**Study text:**
But thou, O Roman, learn with sovereign sway
To rule the nations. Thy great art shall be
To keep the world in lasting peace, to spare
humbled foe, and crush to earth the proud.
Every educated citizen of first century Rome knew this great retrojected prophecy of the national poet, Vergil (Aeneid VI, 850-853). But by the time of Nero the nobility and citizenry were drowning in the increasing hypocrisy and cynicism required to maintain pious allegiance to the Roman ideal. Rome had become proud and merciless, and its Pax Romana a sham enforced by bureaucratic mandate and backed by the sword of the Legion. Rome was ripe for revolution, but not a revolution of this world, although certainly one in it. Says the prophet Isaiah in the first reading from the first Sunday of Advent:
For out of Zion shall go forth the law,
and the word of the Lord from Jerusalem.
He shall judge between the nations,
and shall decide for many peoples;
and they shall beat their swords into plowshares,
and their spears into pruning hooks;
nation shall not lift up sword against nation,
neither shall they learn war any more (Isa 2:3b-4)
The revolution that would come to Rome was a revolt of the heart against inhumanity, and while its leader would not carry a sword, he would command a Legion prepared to suffer as he did the merciless violence of Rome. When the empire had exhausted its fear, pride, and vengeance upon the courage of those whose allegiance was to the one “meek and lowly in heart” (Mt 11:29), it submitted to his law and found a new hope for a truly universal peace—the peace that comes to the one reconciled to God.

**Entries supplied:**
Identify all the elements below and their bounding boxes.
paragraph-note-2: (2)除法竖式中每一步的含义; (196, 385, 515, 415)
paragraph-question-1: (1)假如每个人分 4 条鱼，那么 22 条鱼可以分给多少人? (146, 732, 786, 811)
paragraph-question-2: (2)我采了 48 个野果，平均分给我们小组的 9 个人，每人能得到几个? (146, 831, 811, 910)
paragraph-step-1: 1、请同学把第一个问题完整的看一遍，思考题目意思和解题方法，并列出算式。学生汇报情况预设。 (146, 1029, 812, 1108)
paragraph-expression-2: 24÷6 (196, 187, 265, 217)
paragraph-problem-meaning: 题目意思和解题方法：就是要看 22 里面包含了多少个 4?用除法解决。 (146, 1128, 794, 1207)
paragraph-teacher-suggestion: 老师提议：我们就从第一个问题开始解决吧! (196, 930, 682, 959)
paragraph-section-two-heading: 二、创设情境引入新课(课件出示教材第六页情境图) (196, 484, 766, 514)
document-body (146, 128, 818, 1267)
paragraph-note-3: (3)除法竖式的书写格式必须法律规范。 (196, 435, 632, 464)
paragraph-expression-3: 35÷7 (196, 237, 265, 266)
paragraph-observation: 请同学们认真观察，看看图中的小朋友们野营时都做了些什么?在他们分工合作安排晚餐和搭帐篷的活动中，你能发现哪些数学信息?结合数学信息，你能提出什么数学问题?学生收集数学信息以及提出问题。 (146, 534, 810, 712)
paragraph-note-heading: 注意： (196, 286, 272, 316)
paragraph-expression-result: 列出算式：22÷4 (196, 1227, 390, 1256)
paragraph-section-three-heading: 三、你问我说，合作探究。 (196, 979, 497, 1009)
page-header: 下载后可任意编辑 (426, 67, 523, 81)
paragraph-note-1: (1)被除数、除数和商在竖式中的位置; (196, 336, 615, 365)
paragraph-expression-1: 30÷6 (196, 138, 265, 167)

**Required action 1:** In the reflection on Vergil, Isaiah, and Rome, which Sunday's first reading is the quoted Isaiah passage taken from?
**Required action 2:** Write the next part of the reflection on Vergil, Isaiah, and Rome, picking up after its final sentence.

**Reply 1:** The first Sunday of Advent.

**Reply 2:**
But first, Rome brought the sword, and the cross. The Roman persecutions of Christians were not sustained but intermittent between the late first and early fourth centuries A.D. when Constantine finally brought them to an end. Rome could never quite decide how to handle the new religion which was insinuating itself anywhere and everywhere in society, which refused state worship and military service and willingly suffered death in its monomaniacal insistence on the emptiness of all the gods save one—the God of that other stubborn counterforce in Roman life, the Jews.
Christianity began in Judaism and from the outside it appeared as a movement within Judaism. It also quickly became apparent that Christianity was something like a universalizing of Judaism and thus anyone could become a Christian and this is what Rome feared: that Christianity would spread and overwhelm the established order like a virus, that one day the empire would awake to find itself Christian.
And one day, it did. And it may do so again, if there remain any Christians in it yet willing to oppose the prideful, materialistic, vain and violent order of things while willingly suffering that violence to play itself out against its witness (martyrdom).
Fr. Byron S. Hagan is the Parochial Vicar of Holy Cross Catholic Church in Northeast Minneapolis.